-- begin EXERCISE MATERIALS --

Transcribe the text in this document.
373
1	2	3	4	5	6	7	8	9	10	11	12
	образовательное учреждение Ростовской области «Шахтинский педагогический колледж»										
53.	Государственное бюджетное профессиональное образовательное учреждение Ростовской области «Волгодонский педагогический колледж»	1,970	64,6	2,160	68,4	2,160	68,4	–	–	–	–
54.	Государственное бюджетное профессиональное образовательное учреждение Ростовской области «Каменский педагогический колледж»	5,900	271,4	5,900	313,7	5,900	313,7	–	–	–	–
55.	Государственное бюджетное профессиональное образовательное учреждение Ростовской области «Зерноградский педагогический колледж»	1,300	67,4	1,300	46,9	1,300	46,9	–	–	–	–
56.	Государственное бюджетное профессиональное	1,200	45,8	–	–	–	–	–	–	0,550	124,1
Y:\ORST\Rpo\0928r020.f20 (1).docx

-- end EXERCISE MATERIALS --
-- begin EXERCISE MATERIALS --

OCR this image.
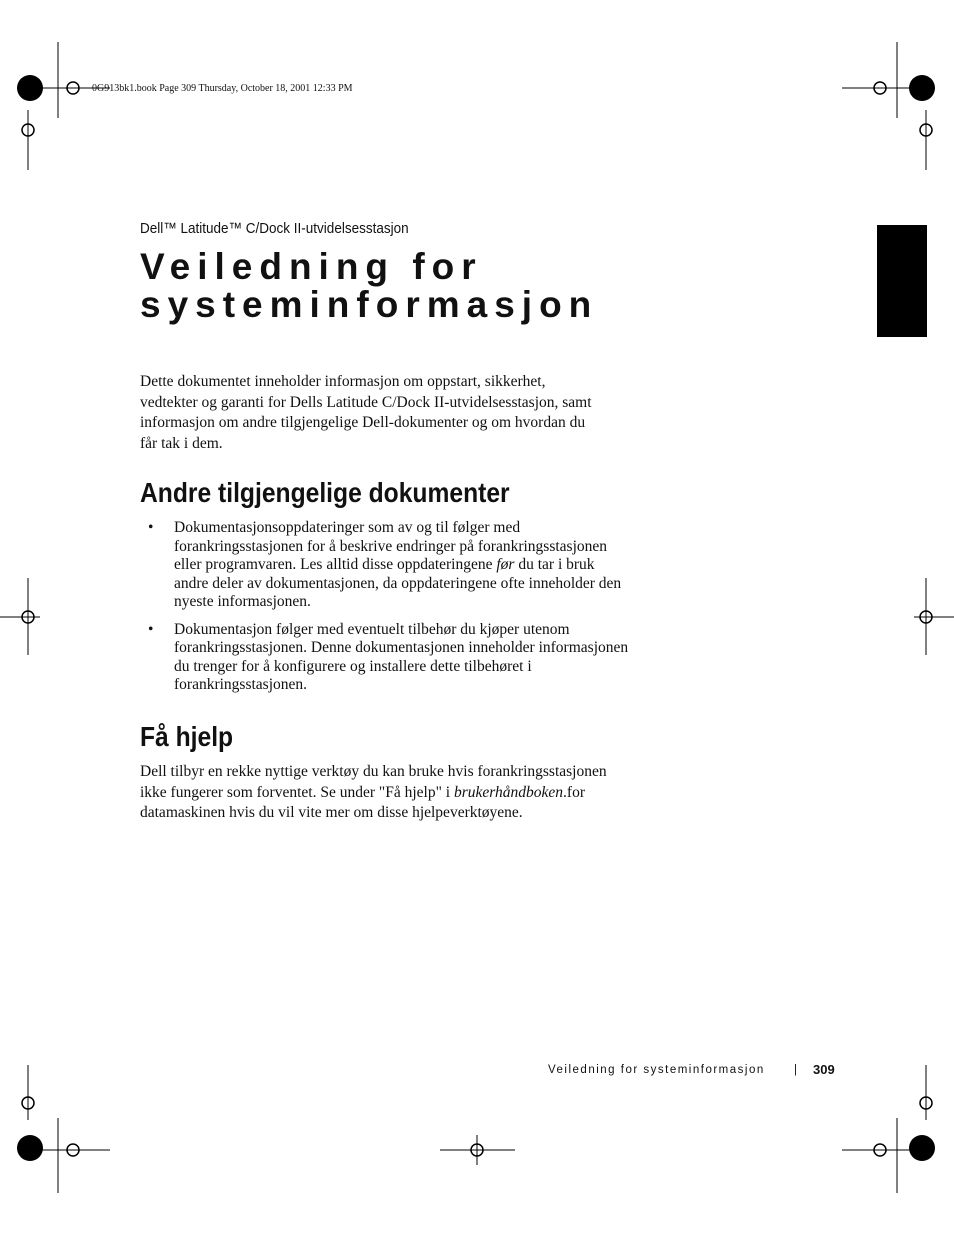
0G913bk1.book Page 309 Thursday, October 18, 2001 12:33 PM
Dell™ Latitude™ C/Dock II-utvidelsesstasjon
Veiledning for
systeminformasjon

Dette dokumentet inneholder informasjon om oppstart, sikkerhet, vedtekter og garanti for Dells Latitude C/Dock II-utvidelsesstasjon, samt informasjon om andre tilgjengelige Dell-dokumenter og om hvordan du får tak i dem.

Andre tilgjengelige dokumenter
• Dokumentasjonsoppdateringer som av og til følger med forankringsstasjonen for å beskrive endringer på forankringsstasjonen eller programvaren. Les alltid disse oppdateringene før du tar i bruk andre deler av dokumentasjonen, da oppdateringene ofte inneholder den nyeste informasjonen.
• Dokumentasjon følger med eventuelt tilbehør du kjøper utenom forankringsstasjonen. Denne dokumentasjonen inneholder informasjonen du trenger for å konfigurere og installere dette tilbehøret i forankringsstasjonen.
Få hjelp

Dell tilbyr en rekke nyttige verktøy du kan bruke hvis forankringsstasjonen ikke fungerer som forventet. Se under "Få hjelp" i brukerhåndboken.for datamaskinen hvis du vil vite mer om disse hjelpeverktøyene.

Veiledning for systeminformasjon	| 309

-- end EXERCISE MATERIALS --
-- begin EXERCISE MATERIALS --

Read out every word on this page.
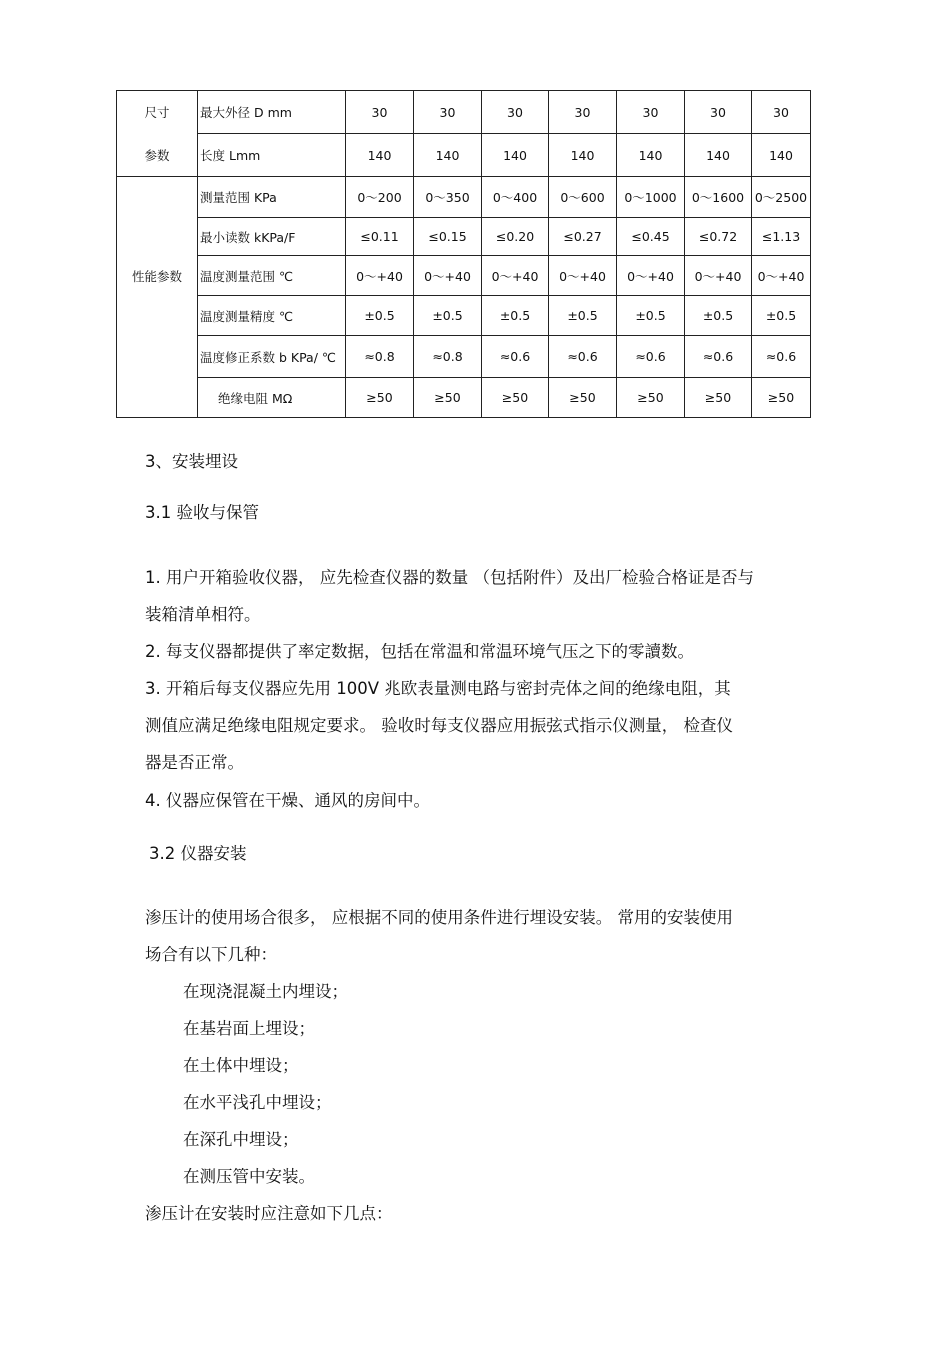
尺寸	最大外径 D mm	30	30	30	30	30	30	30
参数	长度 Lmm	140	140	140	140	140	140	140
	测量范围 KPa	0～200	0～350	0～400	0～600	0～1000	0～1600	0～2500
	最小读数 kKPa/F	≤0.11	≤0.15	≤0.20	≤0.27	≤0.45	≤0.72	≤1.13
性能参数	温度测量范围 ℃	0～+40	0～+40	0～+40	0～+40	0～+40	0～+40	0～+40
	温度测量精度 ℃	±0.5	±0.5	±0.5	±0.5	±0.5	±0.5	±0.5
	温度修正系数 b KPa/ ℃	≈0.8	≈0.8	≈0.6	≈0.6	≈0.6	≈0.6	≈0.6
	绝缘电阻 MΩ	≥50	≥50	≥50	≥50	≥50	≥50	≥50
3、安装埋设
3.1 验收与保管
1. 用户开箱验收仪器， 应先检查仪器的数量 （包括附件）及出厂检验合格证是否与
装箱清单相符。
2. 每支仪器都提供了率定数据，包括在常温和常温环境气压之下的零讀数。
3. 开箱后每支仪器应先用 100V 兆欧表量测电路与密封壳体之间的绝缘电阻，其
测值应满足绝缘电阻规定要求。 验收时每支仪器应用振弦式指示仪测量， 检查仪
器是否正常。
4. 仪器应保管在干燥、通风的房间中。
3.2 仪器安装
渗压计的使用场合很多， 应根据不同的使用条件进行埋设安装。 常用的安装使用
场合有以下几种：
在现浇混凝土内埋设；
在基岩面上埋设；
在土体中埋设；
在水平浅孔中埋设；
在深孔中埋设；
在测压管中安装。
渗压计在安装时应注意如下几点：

-- end EXERCISE MATERIALS --

PROBLEM TO SOLVE >> Look through the material above. Copy each line where the word "dokumentasjonen" appears.

CORRECT ANSWER >>
• Dokumentasjonsoppdateringer som av og til følger med forankringsstasjonen for å beskrive endringer på forankringsstasjonen eller programvaren. Les alltid disse oppdateringene før du tar i bruk andre deler av dokumentasjonen, da oppdateringene ofte inneholder den nyeste informasjonen.
• Dokumentasjon følger med eventuelt tilbehør du kjøper utenom forankringsstasjonen. Denne dokumentasjonen inneholder informasjonen du trenger for å konfigurere og installere dette tilbehøret i forankringsstasjonen.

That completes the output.